Problem to work on: Write out every line below that includes the word "ylabel".
※
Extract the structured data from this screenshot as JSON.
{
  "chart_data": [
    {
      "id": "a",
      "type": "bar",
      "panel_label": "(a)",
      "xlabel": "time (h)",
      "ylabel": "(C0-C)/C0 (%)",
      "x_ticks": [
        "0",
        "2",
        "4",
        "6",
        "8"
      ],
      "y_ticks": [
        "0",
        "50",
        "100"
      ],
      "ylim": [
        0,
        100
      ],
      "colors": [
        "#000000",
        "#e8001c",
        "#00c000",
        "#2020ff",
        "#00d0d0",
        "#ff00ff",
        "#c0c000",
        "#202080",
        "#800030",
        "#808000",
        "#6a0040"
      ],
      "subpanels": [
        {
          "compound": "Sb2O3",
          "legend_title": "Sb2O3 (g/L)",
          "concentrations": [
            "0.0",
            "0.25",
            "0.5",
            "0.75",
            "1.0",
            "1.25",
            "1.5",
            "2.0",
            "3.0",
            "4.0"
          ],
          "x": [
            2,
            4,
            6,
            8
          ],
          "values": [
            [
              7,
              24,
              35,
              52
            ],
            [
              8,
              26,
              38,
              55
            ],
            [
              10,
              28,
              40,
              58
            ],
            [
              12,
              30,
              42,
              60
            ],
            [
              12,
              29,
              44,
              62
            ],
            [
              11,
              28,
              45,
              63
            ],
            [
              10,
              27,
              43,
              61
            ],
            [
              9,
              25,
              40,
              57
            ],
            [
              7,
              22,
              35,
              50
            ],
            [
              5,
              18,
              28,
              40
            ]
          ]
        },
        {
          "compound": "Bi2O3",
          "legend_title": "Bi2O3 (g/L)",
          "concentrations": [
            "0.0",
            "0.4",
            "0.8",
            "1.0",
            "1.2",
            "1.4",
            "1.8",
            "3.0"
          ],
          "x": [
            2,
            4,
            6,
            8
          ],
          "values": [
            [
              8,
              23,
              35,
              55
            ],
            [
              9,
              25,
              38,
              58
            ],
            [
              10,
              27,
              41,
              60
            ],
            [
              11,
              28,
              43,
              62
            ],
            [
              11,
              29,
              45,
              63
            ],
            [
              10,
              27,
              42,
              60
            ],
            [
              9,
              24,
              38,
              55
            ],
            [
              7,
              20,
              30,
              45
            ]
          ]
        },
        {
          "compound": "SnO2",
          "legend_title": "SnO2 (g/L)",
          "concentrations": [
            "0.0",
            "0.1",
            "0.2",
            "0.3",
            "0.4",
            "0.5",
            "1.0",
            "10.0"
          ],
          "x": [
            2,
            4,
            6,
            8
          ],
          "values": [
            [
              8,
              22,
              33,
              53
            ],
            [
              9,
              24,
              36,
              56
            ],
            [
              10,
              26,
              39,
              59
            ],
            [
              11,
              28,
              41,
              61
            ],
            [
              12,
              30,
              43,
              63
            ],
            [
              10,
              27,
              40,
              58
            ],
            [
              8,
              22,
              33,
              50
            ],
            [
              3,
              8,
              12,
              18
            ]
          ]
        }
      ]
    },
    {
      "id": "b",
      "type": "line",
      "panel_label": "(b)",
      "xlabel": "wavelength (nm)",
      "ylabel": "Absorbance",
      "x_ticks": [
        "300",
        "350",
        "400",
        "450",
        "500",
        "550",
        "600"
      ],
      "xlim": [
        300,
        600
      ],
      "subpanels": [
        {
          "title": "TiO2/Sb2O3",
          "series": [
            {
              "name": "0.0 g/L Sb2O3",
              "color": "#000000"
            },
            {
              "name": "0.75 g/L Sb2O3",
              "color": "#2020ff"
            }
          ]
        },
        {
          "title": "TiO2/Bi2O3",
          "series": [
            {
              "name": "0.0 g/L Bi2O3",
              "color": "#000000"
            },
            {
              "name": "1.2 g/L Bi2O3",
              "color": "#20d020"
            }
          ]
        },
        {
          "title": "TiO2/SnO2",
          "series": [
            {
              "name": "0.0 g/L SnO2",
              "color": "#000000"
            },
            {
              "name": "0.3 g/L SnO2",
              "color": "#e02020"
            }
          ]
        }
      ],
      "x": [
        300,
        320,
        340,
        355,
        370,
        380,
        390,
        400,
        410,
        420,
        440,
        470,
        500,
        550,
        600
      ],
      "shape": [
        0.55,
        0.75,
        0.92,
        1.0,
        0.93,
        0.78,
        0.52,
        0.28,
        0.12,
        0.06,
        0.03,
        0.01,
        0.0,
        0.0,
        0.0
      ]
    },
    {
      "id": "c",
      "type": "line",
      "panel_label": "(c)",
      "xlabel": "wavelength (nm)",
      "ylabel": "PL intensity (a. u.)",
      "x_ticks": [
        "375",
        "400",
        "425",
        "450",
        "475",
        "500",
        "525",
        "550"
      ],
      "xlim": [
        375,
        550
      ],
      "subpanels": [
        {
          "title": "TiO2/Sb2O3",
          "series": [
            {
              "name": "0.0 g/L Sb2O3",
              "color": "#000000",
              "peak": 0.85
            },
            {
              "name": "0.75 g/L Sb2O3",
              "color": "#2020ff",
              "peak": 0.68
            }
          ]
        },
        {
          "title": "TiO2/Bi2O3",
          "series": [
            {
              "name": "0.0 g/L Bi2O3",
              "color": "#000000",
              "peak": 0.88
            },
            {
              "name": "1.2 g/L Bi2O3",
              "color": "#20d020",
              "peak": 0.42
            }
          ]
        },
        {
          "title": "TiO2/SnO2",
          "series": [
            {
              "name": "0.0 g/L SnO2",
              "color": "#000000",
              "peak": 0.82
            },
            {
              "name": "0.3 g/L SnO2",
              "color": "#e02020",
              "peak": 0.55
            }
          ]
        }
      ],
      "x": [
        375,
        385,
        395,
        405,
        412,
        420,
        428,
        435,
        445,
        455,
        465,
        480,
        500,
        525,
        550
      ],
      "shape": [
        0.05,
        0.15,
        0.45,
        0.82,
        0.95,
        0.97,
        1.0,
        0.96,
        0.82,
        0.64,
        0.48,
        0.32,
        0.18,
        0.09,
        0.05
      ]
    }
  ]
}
※
Answer to the problem:
      "ylabel": "(C0-C)/C0 (%)",
      "ylabel": "Absorbance",
      "ylabel": "PL intensity (a. u.)",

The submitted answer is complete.